## RECORDED DATA
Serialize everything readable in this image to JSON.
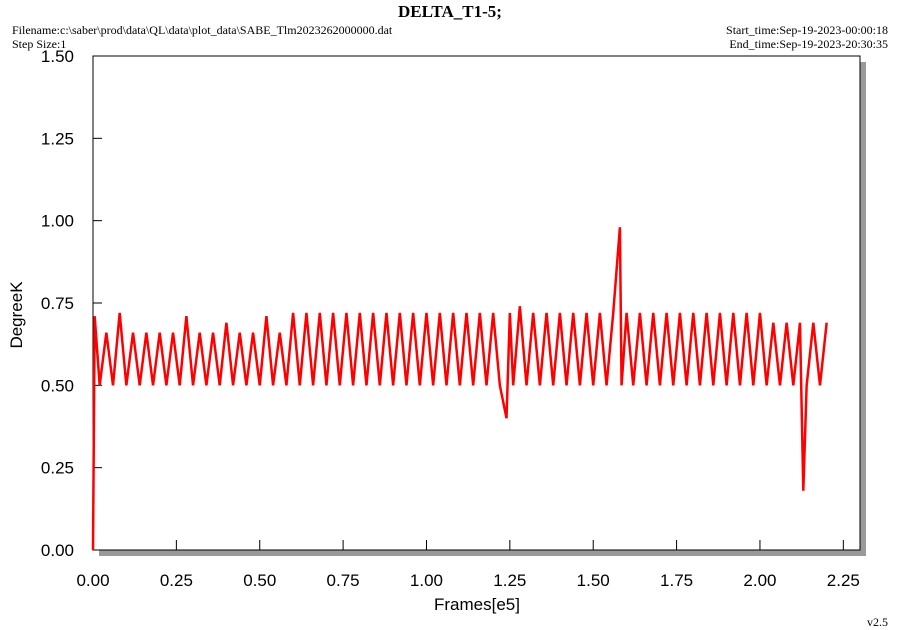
{
  "chart_data": {
    "type": "line",
    "title": "DELTA_T1-5;",
    "filename": "Filename:c:\\saber\\prod\\data\\QL\\data\\plot_data\\SABE_Tlm2023262000000.dat",
    "step_size": "Step Size:1",
    "start_time": "Start_time:Sep-19-2023-00:00:18",
    "end_time": "End_time:Sep-19-2023-20:30:35",
    "version": "v2.5",
    "x_label": "Frames[e5]",
    "y_label": "DegreeK",
    "color": "#ff0000",
    "x": [
      0,
      0.005,
      0.02,
      0.04,
      0.06,
      0.08,
      0.1,
      0.12,
      0.14,
      0.16,
      0.18,
      0.2,
      0.22,
      0.24,
      0.26,
      0.28,
      0.3,
      0.32,
      0.34,
      0.36,
      0.38,
      0.4,
      0.42,
      0.44,
      0.46,
      0.48,
      0.5,
      0.52,
      0.54,
      0.56,
      0.58,
      0.6,
      0.62,
      0.64,
      0.66,
      0.68,
      0.7,
      0.72,
      0.74,
      0.76,
      0.78,
      0.8,
      0.82,
      0.84,
      0.86,
      0.88,
      0.9,
      0.92,
      0.94,
      0.96,
      0.98,
      1.0,
      1.02,
      1.04,
      1.06,
      1.08,
      1.1,
      1.12,
      1.14,
      1.16,
      1.18,
      1.2,
      1.22,
      1.24,
      1.25,
      1.26,
      1.28,
      1.3,
      1.32,
      1.34,
      1.36,
      1.38,
      1.4,
      1.42,
      1.44,
      1.46,
      1.48,
      1.5,
      1.52,
      1.54,
      1.56,
      1.58,
      1.585,
      1.6,
      1.62,
      1.64,
      1.66,
      1.68,
      1.7,
      1.72,
      1.74,
      1.76,
      1.78,
      1.8,
      1.82,
      1.84,
      1.86,
      1.88,
      1.9,
      1.92,
      1.94,
      1.96,
      1.98,
      2.0,
      2.02,
      2.04,
      2.06,
      2.08,
      2.1,
      2.12,
      2.13,
      2.14,
      2.16,
      2.18,
      2.2
    ],
    "values": [
      0,
      0.71,
      0.5,
      0.66,
      0.5,
      0.72,
      0.5,
      0.66,
      0.5,
      0.66,
      0.5,
      0.66,
      0.5,
      0.66,
      0.5,
      0.71,
      0.5,
      0.66,
      0.5,
      0.66,
      0.5,
      0.69,
      0.5,
      0.66,
      0.5,
      0.66,
      0.5,
      0.71,
      0.5,
      0.66,
      0.5,
      0.72,
      0.5,
      0.72,
      0.5,
      0.72,
      0.5,
      0.72,
      0.5,
      0.72,
      0.5,
      0.72,
      0.5,
      0.72,
      0.5,
      0.72,
      0.5,
      0.72,
      0.5,
      0.72,
      0.5,
      0.72,
      0.5,
      0.72,
      0.5,
      0.72,
      0.5,
      0.72,
      0.5,
      0.72,
      0.5,
      0.72,
      0.5,
      0.4,
      0.72,
      0.5,
      0.74,
      0.5,
      0.72,
      0.5,
      0.72,
      0.5,
      0.72,
      0.5,
      0.72,
      0.5,
      0.72,
      0.5,
      0.72,
      0.5,
      0.72,
      0.98,
      0.5,
      0.72,
      0.5,
      0.72,
      0.5,
      0.72,
      0.5,
      0.72,
      0.5,
      0.72,
      0.5,
      0.72,
      0.5,
      0.72,
      0.5,
      0.72,
      0.5,
      0.72,
      0.5,
      0.72,
      0.5,
      0.72,
      0.5,
      0.69,
      0.5,
      0.69,
      0.5,
      0.69,
      0.18,
      0.5,
      0.69,
      0.5,
      0.69
    ],
    "xlim": [
      0,
      2.3
    ],
    "ylim": [
      0,
      1.5
    ],
    "xticks": [
      {
        "value": 0,
        "label": "0.00"
      },
      {
        "value": 0.25,
        "label": "0.25"
      },
      {
        "value": 0.5,
        "label": "0.50"
      },
      {
        "value": 0.75,
        "label": "0.75"
      },
      {
        "value": 1,
        "label": "1.00"
      },
      {
        "value": 1.25,
        "label": "1.25"
      },
      {
        "value": 1.5,
        "label": "1.50"
      },
      {
        "value": 1.75,
        "label": "1.75"
      },
      {
        "value": 2,
        "label": "2.00"
      },
      {
        "value": 2.25,
        "label": "2.25"
      }
    ],
    "yticks": [
      {
        "value": 0,
        "label": "0.00"
      },
      {
        "value": 0.25,
        "label": "0.25"
      },
      {
        "value": 0.5,
        "label": "0.50"
      },
      {
        "value": 0.75,
        "label": "0.75"
      },
      {
        "value": 1,
        "label": "1.00"
      },
      {
        "value": 1.25,
        "label": "1.25"
      },
      {
        "value": 1.5,
        "label": "1.50"
      }
    ]
  }
}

## SET PROBLEM
Set down the records in full and exactly. Do not carry over any image.

## RESULT OF THIS TASK
Serialize everything readable in this image to JSON.
{
  "chart_data": {
    "type": "line",
    "title": "DELTA_T1-5;",
    "filename": "Filename:c:\\saber\\prod\\data\\QL\\data\\plot_data\\SABE_Tlm2023262000000.dat",
    "step_size": "Step Size:1",
    "start_time": "Start_time:Sep-19-2023-00:00:18",
    "end_time": "End_time:Sep-19-2023-20:30:35",
    "version": "v2.5",
    "x_label": "Frames[e5]",
    "y_label": "DegreeK",
    "color": "#ff0000",
    "x": [
      0,
      0.005,
      0.02,
      0.04,
      0.06,
      0.08,
      0.1,
      0.12,
      0.14,
      0.16,
      0.18,
      0.2,
      0.22,
      0.24,
      0.26,
      0.28,
      0.3,
      0.32,
      0.34,
      0.36,
      0.38,
      0.4,
      0.42,
      0.44,
      0.46,
      0.48,
      0.5,
      0.52,
      0.54,
      0.56,
      0.58,
      0.6,
      0.62,
      0.64,
      0.66,
      0.68,
      0.7,
      0.72,
      0.74,
      0.76,
      0.78,
      0.8,
      0.82,
      0.84,
      0.86,
      0.88,
      0.9,
      0.92,
      0.94,
      0.96,
      0.98,
      1.0,
      1.02,
      1.04,
      1.06,
      1.08,
      1.1,
      1.12,
      1.14,
      1.16,
      1.18,
      1.2,
      1.22,
      1.24,
      1.25,
      1.26,
      1.28,
      1.3,
      1.32,
      1.34,
      1.36,
      1.38,
      1.4,
      1.42,
      1.44,
      1.46,
      1.48,
      1.5,
      1.52,
      1.54,
      1.56,
      1.58,
      1.585,
      1.6,
      1.62,
      1.64,
      1.66,
      1.68,
      1.7,
      1.72,
      1.74,
      1.76,
      1.78,
      1.8,
      1.82,
      1.84,
      1.86,
      1.88,
      1.9,
      1.92,
      1.94,
      1.96,
      1.98,
      2.0,
      2.02,
      2.04,
      2.06,
      2.08,
      2.1,
      2.12,
      2.13,
      2.14,
      2.16,
      2.18,
      2.2
    ],
    "values": [
      0,
      0.71,
      0.5,
      0.66,
      0.5,
      0.72,
      0.5,
      0.66,
      0.5,
      0.66,
      0.5,
      0.66,
      0.5,
      0.66,
      0.5,
      0.71,
      0.5,
      0.66,
      0.5,
      0.66,
      0.5,
      0.69,
      0.5,
      0.66,
      0.5,
      0.66,
      0.5,
      0.71,
      0.5,
      0.66,
      0.5,
      0.72,
      0.5,
      0.72,
      0.5,
      0.72,
      0.5,
      0.72,
      0.5,
      0.72,
      0.5,
      0.72,
      0.5,
      0.72,
      0.5,
      0.72,
      0.5,
      0.72,
      0.5,
      0.72,
      0.5,
      0.72,
      0.5,
      0.72,
      0.5,
      0.72,
      0.5,
      0.72,
      0.5,
      0.72,
      0.5,
      0.72,
      0.5,
      0.4,
      0.72,
      0.5,
      0.74,
      0.5,
      0.72,
      0.5,
      0.72,
      0.5,
      0.72,
      0.5,
      0.72,
      0.5,
      0.72,
      0.5,
      0.72,
      0.5,
      0.72,
      0.98,
      0.5,
      0.72,
      0.5,
      0.72,
      0.5,
      0.72,
      0.5,
      0.72,
      0.5,
      0.72,
      0.5,
      0.72,
      0.5,
      0.72,
      0.5,
      0.72,
      0.5,
      0.72,
      0.5,
      0.72,
      0.5,
      0.72,
      0.5,
      0.69,
      0.5,
      0.69,
      0.5,
      0.69,
      0.18,
      0.5,
      0.69,
      0.5,
      0.69
    ],
    "xlim": [
      0,
      2.3
    ],
    "ylim": [
      0,
      1.5
    ],
    "xticks": [
      {
        "value": 0,
        "label": "0.00"
      },
      {
        "value": 0.25,
        "label": "0.25"
      },
      {
        "value": 0.5,
        "label": "0.50"
      },
      {
        "value": 0.75,
        "label": "0.75"
      },
      {
        "value": 1,
        "label": "1.00"
      },
      {
        "value": 1.25,
        "label": "1.25"
      },
      {
        "value": 1.5,
        "label": "1.50"
      },
      {
        "value": 1.75,
        "label": "1.75"
      },
      {
        "value": 2,
        "label": "2.00"
      },
      {
        "value": 2.25,
        "label": "2.25"
      }
    ],
    "yticks": [
      {
        "value": 0,
        "label": "0.00"
      },
      {
        "value": 0.25,
        "label": "0.25"
      },
      {
        "value": 0.5,
        "label": "0.50"
      },
      {
        "value": 0.75,
        "label": "0.75"
      },
      {
        "value": 1,
        "label": "1.00"
      },
      {
        "value": 1.25,
        "label": "1.25"
      },
      {
        "value": 1.5,
        "label": "1.50"
      }
    ]
  }
}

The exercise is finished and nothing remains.